## Figure data in JSON
[Begin]
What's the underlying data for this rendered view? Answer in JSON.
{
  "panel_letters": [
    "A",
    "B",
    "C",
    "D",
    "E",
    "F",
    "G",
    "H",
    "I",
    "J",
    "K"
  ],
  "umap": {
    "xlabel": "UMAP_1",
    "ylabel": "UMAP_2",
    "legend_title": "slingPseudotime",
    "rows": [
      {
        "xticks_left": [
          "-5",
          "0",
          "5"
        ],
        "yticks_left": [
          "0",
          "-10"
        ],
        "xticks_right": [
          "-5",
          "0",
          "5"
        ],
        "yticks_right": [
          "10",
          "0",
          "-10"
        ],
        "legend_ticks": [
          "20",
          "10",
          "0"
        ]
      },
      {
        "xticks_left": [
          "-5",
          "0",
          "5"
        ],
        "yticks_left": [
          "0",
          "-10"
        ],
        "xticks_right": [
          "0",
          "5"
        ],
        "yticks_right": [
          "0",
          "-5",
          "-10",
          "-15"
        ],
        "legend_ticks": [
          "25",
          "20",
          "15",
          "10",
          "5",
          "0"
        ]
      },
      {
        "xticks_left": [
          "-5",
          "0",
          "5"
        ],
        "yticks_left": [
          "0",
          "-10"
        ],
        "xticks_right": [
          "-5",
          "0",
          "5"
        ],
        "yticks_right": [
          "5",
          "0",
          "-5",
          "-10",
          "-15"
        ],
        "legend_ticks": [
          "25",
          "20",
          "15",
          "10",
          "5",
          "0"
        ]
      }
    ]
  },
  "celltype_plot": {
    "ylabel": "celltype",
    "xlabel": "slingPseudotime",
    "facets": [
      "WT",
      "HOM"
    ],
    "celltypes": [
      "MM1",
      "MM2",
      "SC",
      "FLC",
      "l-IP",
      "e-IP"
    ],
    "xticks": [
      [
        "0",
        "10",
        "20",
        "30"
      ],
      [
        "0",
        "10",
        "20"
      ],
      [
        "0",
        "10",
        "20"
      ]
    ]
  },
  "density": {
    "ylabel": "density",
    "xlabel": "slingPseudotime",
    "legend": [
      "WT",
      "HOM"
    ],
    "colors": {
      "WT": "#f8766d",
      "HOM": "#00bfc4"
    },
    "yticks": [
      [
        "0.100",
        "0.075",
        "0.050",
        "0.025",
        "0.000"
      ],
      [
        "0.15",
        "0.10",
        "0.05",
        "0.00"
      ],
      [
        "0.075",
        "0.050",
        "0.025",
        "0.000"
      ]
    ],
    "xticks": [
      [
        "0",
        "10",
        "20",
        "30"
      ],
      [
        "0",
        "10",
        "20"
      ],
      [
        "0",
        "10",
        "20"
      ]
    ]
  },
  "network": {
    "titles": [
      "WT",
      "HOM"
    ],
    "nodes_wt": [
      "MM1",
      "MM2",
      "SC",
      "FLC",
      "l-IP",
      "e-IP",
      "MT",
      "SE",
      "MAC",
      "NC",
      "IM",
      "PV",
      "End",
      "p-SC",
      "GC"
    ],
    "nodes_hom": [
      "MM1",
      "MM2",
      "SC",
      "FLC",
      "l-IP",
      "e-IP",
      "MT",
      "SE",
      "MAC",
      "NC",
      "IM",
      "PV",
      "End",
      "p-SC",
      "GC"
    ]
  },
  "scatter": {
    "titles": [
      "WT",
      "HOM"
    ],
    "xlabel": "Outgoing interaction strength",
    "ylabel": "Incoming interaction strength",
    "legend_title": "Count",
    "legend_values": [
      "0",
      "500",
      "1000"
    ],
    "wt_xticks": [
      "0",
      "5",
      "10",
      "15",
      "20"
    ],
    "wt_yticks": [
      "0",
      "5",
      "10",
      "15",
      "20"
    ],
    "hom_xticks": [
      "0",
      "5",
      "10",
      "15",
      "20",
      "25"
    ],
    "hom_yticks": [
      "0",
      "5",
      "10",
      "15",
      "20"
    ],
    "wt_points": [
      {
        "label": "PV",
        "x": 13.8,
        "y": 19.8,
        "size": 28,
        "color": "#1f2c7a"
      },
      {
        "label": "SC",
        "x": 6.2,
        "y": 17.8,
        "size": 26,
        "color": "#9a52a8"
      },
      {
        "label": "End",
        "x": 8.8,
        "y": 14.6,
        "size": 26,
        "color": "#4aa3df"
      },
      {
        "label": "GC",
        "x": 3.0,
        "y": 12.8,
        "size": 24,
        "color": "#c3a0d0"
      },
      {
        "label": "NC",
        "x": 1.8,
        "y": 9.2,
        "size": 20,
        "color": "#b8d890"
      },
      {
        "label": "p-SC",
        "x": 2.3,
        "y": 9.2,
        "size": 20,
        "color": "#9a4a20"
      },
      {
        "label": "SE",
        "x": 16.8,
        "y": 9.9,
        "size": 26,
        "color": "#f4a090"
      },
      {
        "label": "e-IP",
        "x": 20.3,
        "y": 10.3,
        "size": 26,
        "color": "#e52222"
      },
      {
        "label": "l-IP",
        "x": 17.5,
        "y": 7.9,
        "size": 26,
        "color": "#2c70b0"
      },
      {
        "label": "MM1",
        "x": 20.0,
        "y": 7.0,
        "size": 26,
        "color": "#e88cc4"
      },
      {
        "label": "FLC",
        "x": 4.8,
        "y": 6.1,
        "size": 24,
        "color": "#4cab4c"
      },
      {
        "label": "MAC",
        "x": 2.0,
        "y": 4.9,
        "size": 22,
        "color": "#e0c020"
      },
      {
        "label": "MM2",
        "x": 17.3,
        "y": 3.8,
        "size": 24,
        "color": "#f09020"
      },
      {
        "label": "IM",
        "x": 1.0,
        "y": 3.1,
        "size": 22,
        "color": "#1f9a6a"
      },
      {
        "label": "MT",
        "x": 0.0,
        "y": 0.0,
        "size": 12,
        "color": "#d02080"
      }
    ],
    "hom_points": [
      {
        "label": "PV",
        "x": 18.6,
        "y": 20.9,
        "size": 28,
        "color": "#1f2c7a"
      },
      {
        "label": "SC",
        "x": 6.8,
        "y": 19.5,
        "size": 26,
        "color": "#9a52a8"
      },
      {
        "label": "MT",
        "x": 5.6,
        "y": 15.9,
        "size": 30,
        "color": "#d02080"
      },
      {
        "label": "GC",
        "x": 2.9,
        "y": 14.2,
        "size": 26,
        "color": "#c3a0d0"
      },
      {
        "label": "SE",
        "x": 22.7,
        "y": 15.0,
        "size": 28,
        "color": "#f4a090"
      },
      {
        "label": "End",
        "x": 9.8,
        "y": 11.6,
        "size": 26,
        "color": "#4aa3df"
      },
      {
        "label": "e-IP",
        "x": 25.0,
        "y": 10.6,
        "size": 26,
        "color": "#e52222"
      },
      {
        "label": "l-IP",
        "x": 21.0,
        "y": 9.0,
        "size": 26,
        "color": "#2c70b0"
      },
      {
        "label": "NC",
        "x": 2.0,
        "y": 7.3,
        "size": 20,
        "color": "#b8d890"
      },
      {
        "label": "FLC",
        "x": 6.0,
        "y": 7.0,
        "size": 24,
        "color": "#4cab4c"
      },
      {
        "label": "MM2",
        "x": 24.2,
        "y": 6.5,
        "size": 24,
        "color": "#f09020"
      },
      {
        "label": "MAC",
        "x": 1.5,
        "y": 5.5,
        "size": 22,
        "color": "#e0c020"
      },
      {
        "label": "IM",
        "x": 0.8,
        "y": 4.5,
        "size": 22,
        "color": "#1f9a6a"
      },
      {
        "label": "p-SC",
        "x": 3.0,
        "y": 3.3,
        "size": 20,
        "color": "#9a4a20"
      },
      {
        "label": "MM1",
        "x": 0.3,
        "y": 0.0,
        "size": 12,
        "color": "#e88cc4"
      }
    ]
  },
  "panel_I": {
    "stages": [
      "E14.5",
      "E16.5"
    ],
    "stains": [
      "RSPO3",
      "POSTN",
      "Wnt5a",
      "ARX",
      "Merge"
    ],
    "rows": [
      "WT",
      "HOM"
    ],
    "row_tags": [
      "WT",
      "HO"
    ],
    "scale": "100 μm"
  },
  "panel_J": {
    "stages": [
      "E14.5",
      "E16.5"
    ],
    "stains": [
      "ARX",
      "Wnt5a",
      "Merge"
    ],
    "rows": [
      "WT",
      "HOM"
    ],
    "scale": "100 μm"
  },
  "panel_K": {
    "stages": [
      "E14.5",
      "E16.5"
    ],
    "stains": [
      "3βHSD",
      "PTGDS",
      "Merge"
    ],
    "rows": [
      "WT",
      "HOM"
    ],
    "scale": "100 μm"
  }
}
[End]
## What the exercise asks
How many of the lines above hold "strength"? Answer with only the number.

## Solution to the problem
2